• WHAT YOU WILL DO
In the copy, include every entry exactly but none of the pictures.

• THE RECORDS
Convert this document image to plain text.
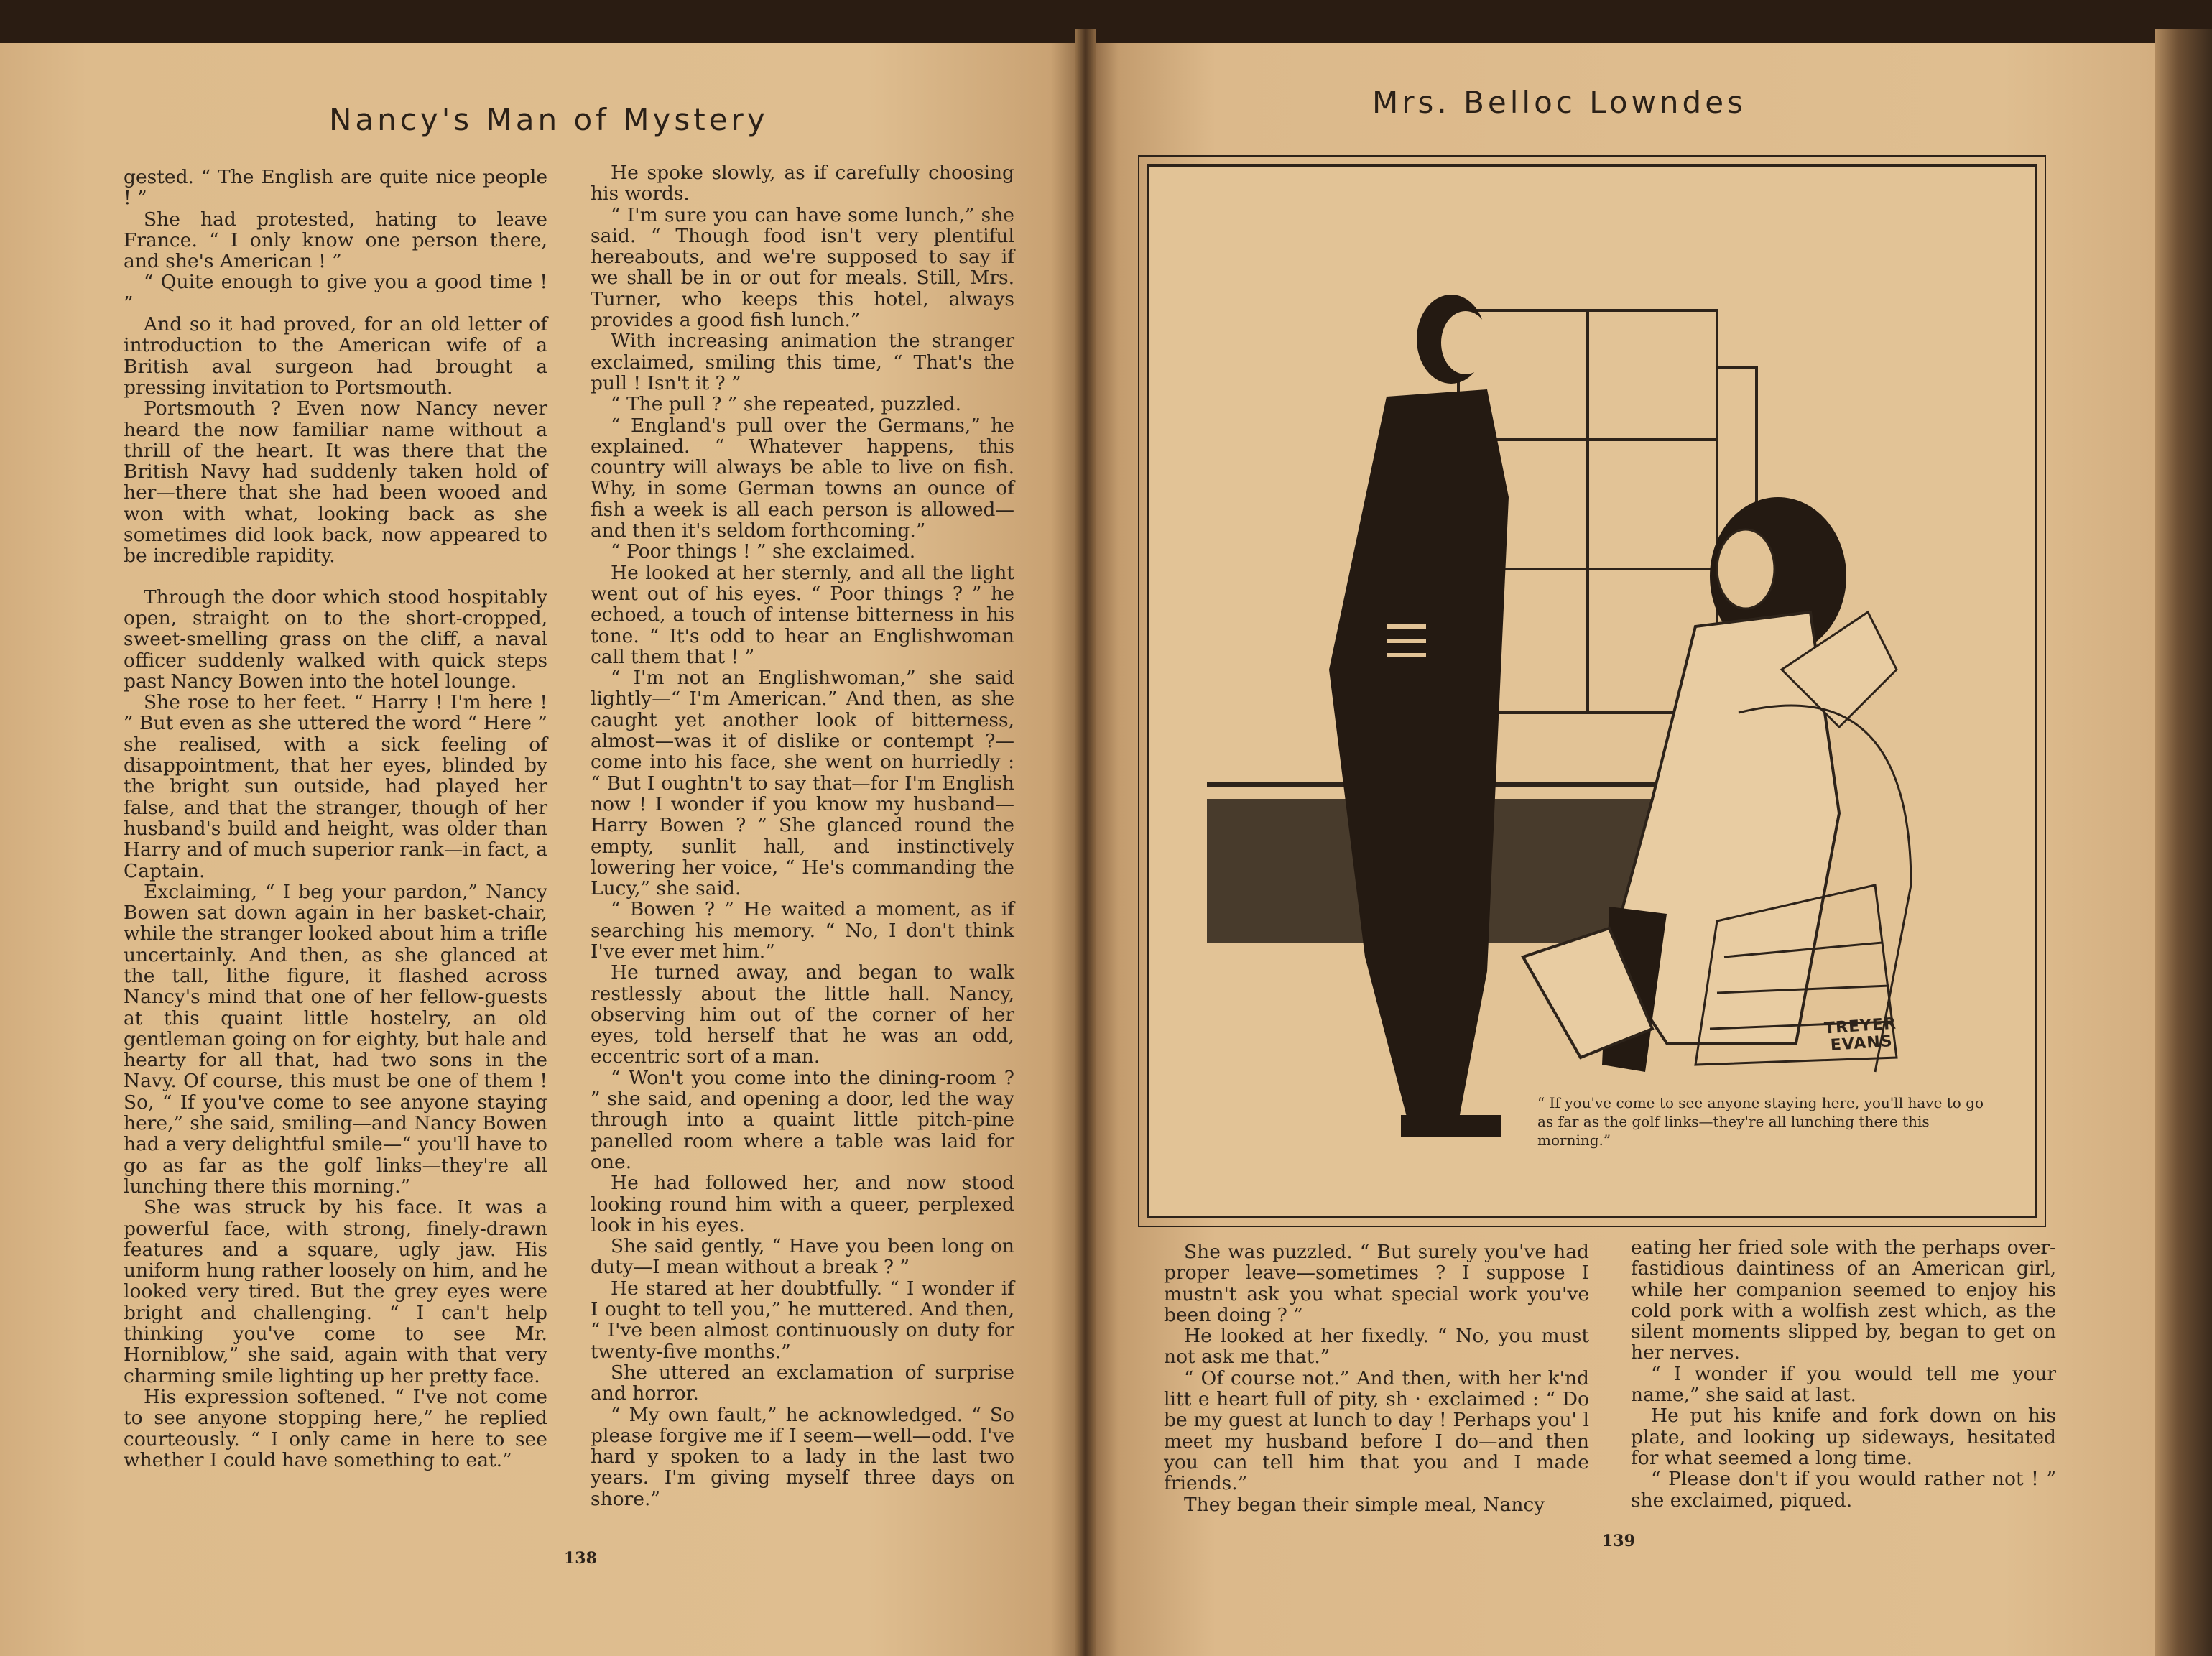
Nancy's Man of Mystery

gested. “ The English are quite nice people ! ”

She had protested, hating to leave France. “ I only know one person there, and she's American ! ”

“ Quite enough to give you a good time ! ”

And so it had proved, for an old letter of introduction to the American wife of a British aval surgeon had brought a pressing invitation to Portsmouth.

Portsmouth ? Even now Nancy never heard the now familiar name without a thrill of the heart. It was there that the British Navy had suddenly taken hold of her—there that she had been wooed and won with what, looking back as she sometimes did look back, now appeared to be incredible rapidity.

Through the door which stood hospitably open, straight on to the short-cropped, sweet-smelling grass on the cliff, a naval officer suddenly walked with quick steps past Nancy Bowen into the hotel lounge.

She rose to her feet. “ Harry ! I'm here ! ” But even as she uttered the word “ Here ” she realised, with a sick feeling of disappointment, that her eyes, blinded by the bright sun outside, had played her false, and that the stranger, though of her husband's build and height, was older than Harry and of much superior rank—in fact, a Captain.

Exclaiming, “ I beg your pardon,” Nancy Bowen sat down again in her basket-chair, while the stranger looked about him a trifle uncertainly. And then, as she glanced at the tall, lithe figure, it flashed across Nancy's mind that one of her fellow-guests at this quaint little hostelry, an old gentleman going on for eighty, but hale and hearty for all that, had two sons in the Navy. Of course, this must be one of them ! So, “ If you've come to see anyone staying here,” she said, smiling—and Nancy Bowen had a very delightful smile—“ you'll have to go as far as the golf links—they're all lunching there this morning.”

She was struck by his face. It was a powerful face, with strong, finely-drawn features and a square, ugly jaw. His uniform hung rather loosely on him, and he looked very tired. But the grey eyes were bright and challenging. “ I can't help thinking you've come to see Mr. Horniblow,” she said, again with that very charming smile lighting up her pretty face.

His expression softened. “ I've not come to see anyone stopping here,” he replied courteously. “ I only came in here to see whether I could have something to eat.”

He spoke slowly, as if carefully choosing his words.

“ I'm sure you can have some lunch,” she said. “ Though food isn't very plentiful hereabouts, and we're supposed to say if we shall be in or out for meals. Still, Mrs. Turner, who keeps this hotel, always provides a good fish lunch.”

With increasing animation the stranger exclaimed, smiling this time, “ That's the pull ! Isn't it ? ”

“ The pull ? ” she repeated, puzzled.

“ England's pull over the Germans,” he explained. “ Whatever happens, this country will always be able to live on fish. Why, in some German towns an ounce of fish a week is all each person is allowed—and then it's seldom forthcoming.”

“ Poor things ! ” she exclaimed.

He looked at her sternly, and all the light went out of his eyes. “ Poor things ? ” he echoed, a touch of intense bitterness in his tone. “ It's odd to hear an Englishwoman call them that ! ”

“ I'm not an Englishwoman,” she said lightly—“ I'm American.” And then, as she caught yet another look of bitterness, almost—was it of dislike or contempt ?—come into his face, she went on hurriedly : “ But I oughtn't to say that—for I'm English now ! I wonder if you know my husband—Harry Bowen ? ” She glanced round the empty, sunlit hall, and instinctively lowering her voice, “ He's commanding the Lucy,” she said.

“ Bowen ? ” He waited a moment, as if searching his memory. “ No, I don't think I've ever met him.”

He turned away, and began to walk restlessly about the little hall. Nancy, observing him out of the corner of her eyes, told herself that he was an odd, eccentric sort of a man.

“ Won't you come into the dining-room ? ” she said, and opening a door, led the way through into a quaint little pitch-pine panelled room where a table was laid for one.

He had followed her, and now stood looking round him with a queer, perplexed look in his eyes.

She said gently, “ Have you been long on duty—I mean without a break ? ”

He stared at her doubtfully. “ I wonder if I ought to tell you,” he muttered. And then, “ I've been almost continuously on duty for twenty-five months.”

She uttered an exclamation of surprise and horror.

“ My own fault,” he acknowledged. “ So please forgive me if I seem—well—odd. I've hard y spoken to a lady in the last two years. I'm giving myself three days on shore.”

138
Mrs. Belloc Lowndes
TREYER
EVANS
“ If you've come to see anyone staying here, you'll have to go as far as the golf links—they're all lunching there this morning.”

She was puzzled. “ But surely you've had proper leave—sometimes ? I suppose I mustn't ask you what special work you've been doing ? ”

He looked at her fixedly. “ No, you must not ask me that.”

“ Of course not.” And then, with her k'nd litt e heart full of pity, sh · exclaimed : “ Do be my guest at lunch to day ! Perhaps you' l meet my husband before I do—and then you can tell him that you and I made friends.”

They began their simple meal, Nancy

eating her fried sole with the perhaps over-fastidious daintiness of an American girl, while her companion seemed to enjoy his cold pork with a wolfish zest which, as the silent moments slipped by, began to get on her nerves.

“ I wonder if you would tell me your name,” she said at last.

He put his knife and fork down on his plate, and looking up sideways, hesitated for what seemed a long time.

“ Please don't if you would rather not ! ” she exclaimed, piqued.

139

• ANSWER BELOW
Convert this document image to plain text.
Nancy's Man of Mystery

gested. “ The English are quite nice people ! ”

She had protested, hating to leave France. “ I only know one person there, and she's American ! ”

“ Quite enough to give you a good time ! ”

And so it had proved, for an old letter of introduction to the American wife of a British aval surgeon had brought a pressing invitation to Portsmouth.

Portsmouth ? Even now Nancy never heard the now familiar name without a thrill of the heart. It was there that the British Navy had suddenly taken hold of her—there that she had been wooed and won with what, looking back as she sometimes did look back, now appeared to be incredible rapidity.

Through the door which stood hospitably open, straight on to the short-cropped, sweet-smelling grass on the cliff, a naval officer suddenly walked with quick steps past Nancy Bowen into the hotel lounge.

She rose to her feet. “ Harry ! I'm here ! ” But even as she uttered the word “ Here ” she realised, with a sick feeling of disappointment, that her eyes, blinded by the bright sun outside, had played her false, and that the stranger, though of her husband's build and height, was older than Harry and of much superior rank—in fact, a Captain.

Exclaiming, “ I beg your pardon,” Nancy Bowen sat down again in her basket-chair, while the stranger looked about him a trifle uncertainly. And then, as she glanced at the tall, lithe figure, it flashed across Nancy's mind that one of her fellow-guests at this quaint little hostelry, an old gentleman going on for eighty, but hale and hearty for all that, had two sons in the Navy. Of course, this must be one of them ! So, “ If you've come to see anyone staying here,” she said, smiling—and Nancy Bowen had a very delightful smile—“ you'll have to go as far as the golf links—they're all lunching there this morning.”

She was struck by his face. It was a powerful face, with strong, finely-drawn features and a square, ugly jaw. His uniform hung rather loosely on him, and he looked very tired. But the grey eyes were bright and challenging. “ I can't help thinking you've come to see Mr. Horniblow,” she said, again with that very charming smile lighting up her pretty face.

His expression softened. “ I've not come to see anyone stopping here,” he replied courteously. “ I only came in here to see whether I could have something to eat.”

He spoke slowly, as if carefully choosing his words.

“ I'm sure you can have some lunch,” she said. “ Though food isn't very plentiful hereabouts, and we're supposed to say if we shall be in or out for meals. Still, Mrs. Turner, who keeps this hotel, always provides a good fish lunch.”

With increasing animation the stranger exclaimed, smiling this time, “ That's the pull ! Isn't it ? ”

“ The pull ? ” she repeated, puzzled.

“ England's pull over the Germans,” he explained. “ Whatever happens, this country will always be able to live on fish. Why, in some German towns an ounce of fish a week is all each person is allowed—and then it's seldom forthcoming.”

“ Poor things ! ” she exclaimed.

He looked at her sternly, and all the light went out of his eyes. “ Poor things ? ” he echoed, a touch of intense bitterness in his tone. “ It's odd to hear an Englishwoman call them that ! ”

“ I'm not an Englishwoman,” she said lightly—“ I'm American.” And then, as she caught yet another look of bitterness, almost—was it of dislike or contempt ?—come into his face, she went on hurriedly : “ But I oughtn't to say that—for I'm English now ! I wonder if you know my husband—Harry Bowen ? ” She glanced round the empty, sunlit hall, and instinctively lowering her voice, “ He's commanding the Lucy,” she said.

“ Bowen ? ” He waited a moment, as if searching his memory. “ No, I don't think I've ever met him.”

He turned away, and began to walk restlessly about the little hall. Nancy, observing him out of the corner of her eyes, told herself that he was an odd, eccentric sort of a man.

“ Won't you come into the dining-room ? ” she said, and opening a door, led the way through into a quaint little pitch-pine panelled room where a table was laid for one.

He had followed her, and now stood looking round him with a queer, perplexed look in his eyes.

She said gently, “ Have you been long on duty—I mean without a break ? ”

He stared at her doubtfully. “ I wonder if I ought to tell you,” he muttered. And then, “ I've been almost continuously on duty for twenty-five months.”

She uttered an exclamation of surprise and horror.

“ My own fault,” he acknowledged. “ So please forgive me if I seem—well—odd. I've hard y spoken to a lady in the last two years. I'm giving myself three days on shore.”

138
Mrs. Belloc Lowndes
TREYER
EVANS
“ If you've come to see anyone staying here, you'll have to go as far as the golf links—they're all lunching there this morning.”

She was puzzled. “ But surely you've had proper leave—sometimes ? I suppose I mustn't ask you what special work you've been doing ? ”

He looked at her fixedly. “ No, you must not ask me that.”

“ Of course not.” And then, with her k'nd litt e heart full of pity, sh · exclaimed : “ Do be my guest at lunch to day ! Perhaps you' l meet my husband before I do—and then you can tell him that you and I made friends.”

They began their simple meal, Nancy

eating her fried sole with the perhaps over-fastidious daintiness of an American girl, while her companion seemed to enjoy his cold pork with a wolfish zest which, as the silent moments slipped by, began to get on her nerves.

“ I wonder if you would tell me your name,” she said at last.

He put his knife and fork down on his plate, and looking up sideways, hesitated for what seemed a long time.

“ Please don't if you would rather not ! ” she exclaimed, piqued.

139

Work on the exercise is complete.